• [Your task]: Your task is to print the material below exactly as presented.

- - - - - - -

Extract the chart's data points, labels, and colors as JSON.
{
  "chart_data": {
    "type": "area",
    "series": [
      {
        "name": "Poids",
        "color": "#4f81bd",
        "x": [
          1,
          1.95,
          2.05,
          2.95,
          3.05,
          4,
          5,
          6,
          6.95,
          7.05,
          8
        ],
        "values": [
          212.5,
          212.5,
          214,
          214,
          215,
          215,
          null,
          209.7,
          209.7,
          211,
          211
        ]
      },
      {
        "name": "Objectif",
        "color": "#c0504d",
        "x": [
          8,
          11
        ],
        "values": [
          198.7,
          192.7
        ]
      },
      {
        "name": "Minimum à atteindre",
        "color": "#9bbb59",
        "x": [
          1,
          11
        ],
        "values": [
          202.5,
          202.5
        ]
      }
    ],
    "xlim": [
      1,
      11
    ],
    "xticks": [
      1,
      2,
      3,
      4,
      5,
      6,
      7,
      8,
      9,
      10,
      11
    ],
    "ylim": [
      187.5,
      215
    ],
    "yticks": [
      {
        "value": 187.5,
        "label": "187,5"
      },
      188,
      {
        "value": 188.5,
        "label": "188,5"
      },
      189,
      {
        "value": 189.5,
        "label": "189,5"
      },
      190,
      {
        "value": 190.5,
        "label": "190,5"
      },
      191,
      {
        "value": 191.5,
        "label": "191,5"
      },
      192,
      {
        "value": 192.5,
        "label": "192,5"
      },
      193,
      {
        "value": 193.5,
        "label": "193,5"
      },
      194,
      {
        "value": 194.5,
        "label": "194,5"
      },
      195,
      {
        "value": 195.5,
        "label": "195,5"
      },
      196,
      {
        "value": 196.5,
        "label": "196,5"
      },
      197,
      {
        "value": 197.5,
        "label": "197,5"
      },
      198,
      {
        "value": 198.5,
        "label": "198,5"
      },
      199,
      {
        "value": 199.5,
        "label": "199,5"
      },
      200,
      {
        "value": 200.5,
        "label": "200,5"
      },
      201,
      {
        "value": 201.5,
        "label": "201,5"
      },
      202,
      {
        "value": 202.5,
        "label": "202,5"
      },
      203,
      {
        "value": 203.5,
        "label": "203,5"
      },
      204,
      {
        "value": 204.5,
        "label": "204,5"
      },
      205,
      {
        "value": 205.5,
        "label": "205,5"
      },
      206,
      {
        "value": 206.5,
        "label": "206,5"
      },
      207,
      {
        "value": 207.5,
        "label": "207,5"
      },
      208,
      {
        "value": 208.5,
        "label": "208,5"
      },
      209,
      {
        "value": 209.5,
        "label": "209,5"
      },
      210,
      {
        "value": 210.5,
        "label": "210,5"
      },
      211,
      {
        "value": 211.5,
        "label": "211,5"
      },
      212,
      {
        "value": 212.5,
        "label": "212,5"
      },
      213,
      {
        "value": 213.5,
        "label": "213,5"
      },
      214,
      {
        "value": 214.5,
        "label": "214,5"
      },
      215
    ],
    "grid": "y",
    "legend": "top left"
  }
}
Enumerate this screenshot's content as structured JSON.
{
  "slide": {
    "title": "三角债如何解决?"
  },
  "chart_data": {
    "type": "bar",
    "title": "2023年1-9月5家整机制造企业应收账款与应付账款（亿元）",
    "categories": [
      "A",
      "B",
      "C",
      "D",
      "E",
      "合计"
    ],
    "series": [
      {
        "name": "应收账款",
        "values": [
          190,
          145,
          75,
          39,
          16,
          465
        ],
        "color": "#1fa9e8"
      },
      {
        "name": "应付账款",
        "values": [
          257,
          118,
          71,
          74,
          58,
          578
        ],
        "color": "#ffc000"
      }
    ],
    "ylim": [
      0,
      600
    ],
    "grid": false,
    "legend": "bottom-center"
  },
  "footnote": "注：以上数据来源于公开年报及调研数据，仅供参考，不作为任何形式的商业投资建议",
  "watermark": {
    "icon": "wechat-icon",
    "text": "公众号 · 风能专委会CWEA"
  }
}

- - - - - - -

• [Task answer]:
Extract the chart's data points, labels, and colors as JSON.
{
  "chart_data": {
    "type": "area",
    "series": [
      {
        "name": "Poids",
        "color": "#4f81bd",
        "x": [
          1,
          1.95,
          2.05,
          2.95,
          3.05,
          4,
          5,
          6,
          6.95,
          7.05,
          8
        ],
        "values": [
          212.5,
          212.5,
          214,
          214,
          215,
          215,
          null,
          209.7,
          209.7,
          211,
          211
        ]
      },
      {
        "name": "Objectif",
        "color": "#c0504d",
        "x": [
          8,
          11
        ],
        "values": [
          198.7,
          192.7
        ]
      },
      {
        "name": "Minimum à atteindre",
        "color": "#9bbb59",
        "x": [
          1,
          11
        ],
        "values": [
          202.5,
          202.5
        ]
      }
    ],
    "xlim": [
      1,
      11
    ],
    "xticks": [
      1,
      2,
      3,
      4,
      5,
      6,
      7,
      8,
      9,
      10,
      11
    ],
    "ylim": [
      187.5,
      215
    ],
    "yticks": [
      {
        "value": 187.5,
        "label": "187,5"
      },
      188,
      {
        "value": 188.5,
        "label": "188,5"
      },
      189,
      {
        "value": 189.5,
        "label": "189,5"
      },
      190,
      {
        "value": 190.5,
        "label": "190,5"
      },
      191,
      {
        "value": 191.5,
        "label": "191,5"
      },
      192,
      {
        "value": 192.5,
        "label": "192,5"
      },
      193,
      {
        "value": 193.5,
        "label": "193,5"
      },
      194,
      {
        "value": 194.5,
        "label": "194,5"
      },
      195,
      {
        "value": 195.5,
        "label": "195,5"
      },
      196,
      {
        "value": 196.5,
        "label": "196,5"
      },
      197,
      {
        "value": 197.5,
        "label": "197,5"
      },
      198,
      {
        "value": 198.5,
        "label": "198,5"
      },
      199,
      {
        "value": 199.5,
        "label": "199,5"
      },
      200,
      {
        "value": 200.5,
        "label": "200,5"
      },
      201,
      {
        "value": 201.5,
        "label": "201,5"
      },
      202,
      {
        "value": 202.5,
        "label": "202,5"
      },
      203,
      {
        "value": 203.5,
        "label": "203,5"
      },
      204,
      {
        "value": 204.5,
        "label": "204,5"
      },
      205,
      {
        "value": 205.5,
        "label": "205,5"
      },
      206,
      {
        "value": 206.5,
        "label": "206,5"
      },
      207,
      {
        "value": 207.5,
        "label": "207,5"
      },
      208,
      {
        "value": 208.5,
        "label": "208,5"
      },
      209,
      {
        "value": 209.5,
        "label": "209,5"
      },
      210,
      {
        "value": 210.5,
        "label": "210,5"
      },
      211,
      {
        "value": 211.5,
        "label": "211,5"
      },
      212,
      {
        "value": 212.5,
        "label": "212,5"
      },
      213,
      {
        "value": 213.5,
        "label": "213,5"
      },
      214,
      {
        "value": 214.5,
        "label": "214,5"
      },
      215
    ],
    "grid": "y",
    "legend": "top left"
  }
}
Enumerate this screenshot's content as structured JSON.
{
  "slide": {
    "title": "三角债如何解决?"
  },
  "chart_data": {
    "type": "bar",
    "title": "2023年1-9月5家整机制造企业应收账款与应付账款（亿元）",
    "categories": [
      "A",
      "B",
      "C",
      "D",
      "E",
      "合计"
    ],
    "series": [
      {
        "name": "应收账款",
        "values": [
          190,
          145,
          75,
          39,
          16,
          465
        ],
        "color": "#1fa9e8"
      },
      {
        "name": "应付账款",
        "values": [
          257,
          118,
          71,
          74,
          58,
          578
        ],
        "color": "#ffc000"
      }
    ],
    "ylim": [
      0,
      600
    ],
    "grid": false,
    "legend": "bottom-center"
  },
  "footnote": "注：以上数据来源于公开年报及调研数据，仅供参考，不作为任何形式的商业投资建议",
  "watermark": {
    "icon": "wechat-icon",
    "text": "公众号 · 风能专委会CWEA"
  }
}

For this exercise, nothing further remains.